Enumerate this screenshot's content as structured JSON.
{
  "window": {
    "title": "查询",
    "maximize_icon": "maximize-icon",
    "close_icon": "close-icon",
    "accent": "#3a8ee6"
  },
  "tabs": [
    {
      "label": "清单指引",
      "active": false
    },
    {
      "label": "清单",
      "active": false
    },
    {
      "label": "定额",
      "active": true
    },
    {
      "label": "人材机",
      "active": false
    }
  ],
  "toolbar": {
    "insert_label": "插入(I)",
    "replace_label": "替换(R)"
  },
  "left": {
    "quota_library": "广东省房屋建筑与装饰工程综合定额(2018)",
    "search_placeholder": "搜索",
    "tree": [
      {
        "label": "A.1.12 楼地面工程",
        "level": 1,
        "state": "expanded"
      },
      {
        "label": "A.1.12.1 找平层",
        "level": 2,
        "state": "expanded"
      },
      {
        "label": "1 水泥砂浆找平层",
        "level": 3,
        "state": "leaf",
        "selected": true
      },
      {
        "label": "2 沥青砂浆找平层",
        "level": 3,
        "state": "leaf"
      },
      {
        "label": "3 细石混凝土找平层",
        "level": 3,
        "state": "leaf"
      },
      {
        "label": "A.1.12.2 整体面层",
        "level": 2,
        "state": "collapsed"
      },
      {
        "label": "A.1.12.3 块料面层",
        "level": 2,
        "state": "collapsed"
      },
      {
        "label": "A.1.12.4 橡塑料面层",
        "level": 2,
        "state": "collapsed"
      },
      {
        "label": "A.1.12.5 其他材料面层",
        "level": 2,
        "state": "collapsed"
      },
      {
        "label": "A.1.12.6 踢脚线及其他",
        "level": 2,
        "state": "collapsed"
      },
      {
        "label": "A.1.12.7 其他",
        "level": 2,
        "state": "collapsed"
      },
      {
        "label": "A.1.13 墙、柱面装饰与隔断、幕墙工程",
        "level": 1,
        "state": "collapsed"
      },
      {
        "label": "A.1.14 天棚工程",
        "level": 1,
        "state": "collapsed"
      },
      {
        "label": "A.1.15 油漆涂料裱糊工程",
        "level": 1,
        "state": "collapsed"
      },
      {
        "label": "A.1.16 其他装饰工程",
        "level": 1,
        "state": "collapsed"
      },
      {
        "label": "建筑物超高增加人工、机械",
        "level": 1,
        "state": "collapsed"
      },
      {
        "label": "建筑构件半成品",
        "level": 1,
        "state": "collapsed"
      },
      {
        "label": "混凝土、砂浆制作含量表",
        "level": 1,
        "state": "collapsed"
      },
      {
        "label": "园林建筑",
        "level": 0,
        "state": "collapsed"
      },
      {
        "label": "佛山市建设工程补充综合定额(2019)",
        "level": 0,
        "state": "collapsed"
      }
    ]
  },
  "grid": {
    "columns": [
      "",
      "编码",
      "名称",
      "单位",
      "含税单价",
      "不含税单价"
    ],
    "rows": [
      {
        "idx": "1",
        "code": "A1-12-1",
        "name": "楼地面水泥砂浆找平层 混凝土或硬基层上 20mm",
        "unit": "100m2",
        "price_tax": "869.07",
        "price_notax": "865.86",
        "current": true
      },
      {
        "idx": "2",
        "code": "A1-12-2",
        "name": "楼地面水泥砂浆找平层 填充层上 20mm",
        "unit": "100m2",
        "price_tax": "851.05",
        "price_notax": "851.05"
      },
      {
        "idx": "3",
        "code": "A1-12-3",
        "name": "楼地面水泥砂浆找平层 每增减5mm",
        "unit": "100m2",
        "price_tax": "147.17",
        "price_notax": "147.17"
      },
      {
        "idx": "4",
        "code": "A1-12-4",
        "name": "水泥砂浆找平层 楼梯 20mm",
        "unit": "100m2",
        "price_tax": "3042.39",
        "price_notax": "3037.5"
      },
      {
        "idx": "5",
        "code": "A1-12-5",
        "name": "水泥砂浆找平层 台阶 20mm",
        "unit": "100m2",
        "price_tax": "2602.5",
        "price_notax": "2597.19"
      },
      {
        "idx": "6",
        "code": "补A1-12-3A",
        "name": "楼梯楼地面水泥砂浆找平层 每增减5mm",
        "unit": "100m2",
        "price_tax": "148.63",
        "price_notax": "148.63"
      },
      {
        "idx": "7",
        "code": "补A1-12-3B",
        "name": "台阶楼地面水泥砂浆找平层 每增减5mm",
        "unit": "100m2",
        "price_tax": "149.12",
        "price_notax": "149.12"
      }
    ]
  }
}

= = =

Objective: Gather all lines from the records above in which "code" appears.

Answer in full:
        "code": "A1-12-1",
        "code": "A1-12-2",
        "code": "A1-12-3",
        "code": "A1-12-4",
        "code": "A1-12-5",
        "code": "补A1-12-3A",
        "code": "补A1-12-3B",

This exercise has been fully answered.